**Stated problem:**
Look for the word "clusters" in the entries below, then copy every line that has it.

________________________

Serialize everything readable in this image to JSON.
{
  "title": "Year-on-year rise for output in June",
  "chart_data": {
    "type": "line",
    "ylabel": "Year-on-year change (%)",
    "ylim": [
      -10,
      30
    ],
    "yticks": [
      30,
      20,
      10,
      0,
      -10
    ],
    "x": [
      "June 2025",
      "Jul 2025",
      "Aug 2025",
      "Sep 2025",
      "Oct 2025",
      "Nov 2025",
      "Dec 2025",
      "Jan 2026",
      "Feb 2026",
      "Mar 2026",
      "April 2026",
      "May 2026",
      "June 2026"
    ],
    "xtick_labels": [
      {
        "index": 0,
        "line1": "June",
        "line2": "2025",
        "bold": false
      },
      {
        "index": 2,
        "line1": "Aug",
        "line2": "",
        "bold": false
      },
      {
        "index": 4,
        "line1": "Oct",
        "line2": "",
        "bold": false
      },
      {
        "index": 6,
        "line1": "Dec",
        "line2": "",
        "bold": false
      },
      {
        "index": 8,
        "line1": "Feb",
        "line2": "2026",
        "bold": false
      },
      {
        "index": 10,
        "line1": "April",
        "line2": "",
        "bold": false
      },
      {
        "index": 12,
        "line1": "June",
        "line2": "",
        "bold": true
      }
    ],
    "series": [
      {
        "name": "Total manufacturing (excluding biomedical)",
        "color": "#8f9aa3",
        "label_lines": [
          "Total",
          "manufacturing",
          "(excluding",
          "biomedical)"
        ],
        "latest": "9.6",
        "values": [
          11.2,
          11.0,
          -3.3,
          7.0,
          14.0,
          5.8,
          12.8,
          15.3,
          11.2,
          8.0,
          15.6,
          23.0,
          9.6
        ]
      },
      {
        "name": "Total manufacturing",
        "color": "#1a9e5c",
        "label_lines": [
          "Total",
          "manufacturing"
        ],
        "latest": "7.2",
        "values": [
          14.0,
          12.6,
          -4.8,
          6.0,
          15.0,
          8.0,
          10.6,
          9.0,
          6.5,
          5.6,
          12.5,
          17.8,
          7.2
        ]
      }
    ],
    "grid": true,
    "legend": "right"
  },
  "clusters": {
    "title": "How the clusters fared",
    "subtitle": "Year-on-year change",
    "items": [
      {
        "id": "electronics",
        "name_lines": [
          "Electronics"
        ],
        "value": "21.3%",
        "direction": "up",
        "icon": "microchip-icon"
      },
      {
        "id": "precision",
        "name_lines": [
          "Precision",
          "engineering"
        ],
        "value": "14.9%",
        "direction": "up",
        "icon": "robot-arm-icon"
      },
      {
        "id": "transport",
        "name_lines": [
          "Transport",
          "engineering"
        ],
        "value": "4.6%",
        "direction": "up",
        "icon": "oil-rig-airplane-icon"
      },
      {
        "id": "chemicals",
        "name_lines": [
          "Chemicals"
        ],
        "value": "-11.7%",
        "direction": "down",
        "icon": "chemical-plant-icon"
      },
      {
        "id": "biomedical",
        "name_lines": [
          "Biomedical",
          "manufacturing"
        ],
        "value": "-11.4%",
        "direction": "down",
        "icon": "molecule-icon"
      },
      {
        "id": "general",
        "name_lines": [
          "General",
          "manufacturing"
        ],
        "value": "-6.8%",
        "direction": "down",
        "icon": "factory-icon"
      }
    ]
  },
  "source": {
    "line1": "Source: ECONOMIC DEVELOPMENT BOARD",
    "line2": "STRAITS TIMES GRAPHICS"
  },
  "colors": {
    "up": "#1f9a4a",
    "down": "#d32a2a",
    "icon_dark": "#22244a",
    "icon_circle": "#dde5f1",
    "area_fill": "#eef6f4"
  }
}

________________________

**Task result:**
  "clusters": {
    "title": "How the clusters fared",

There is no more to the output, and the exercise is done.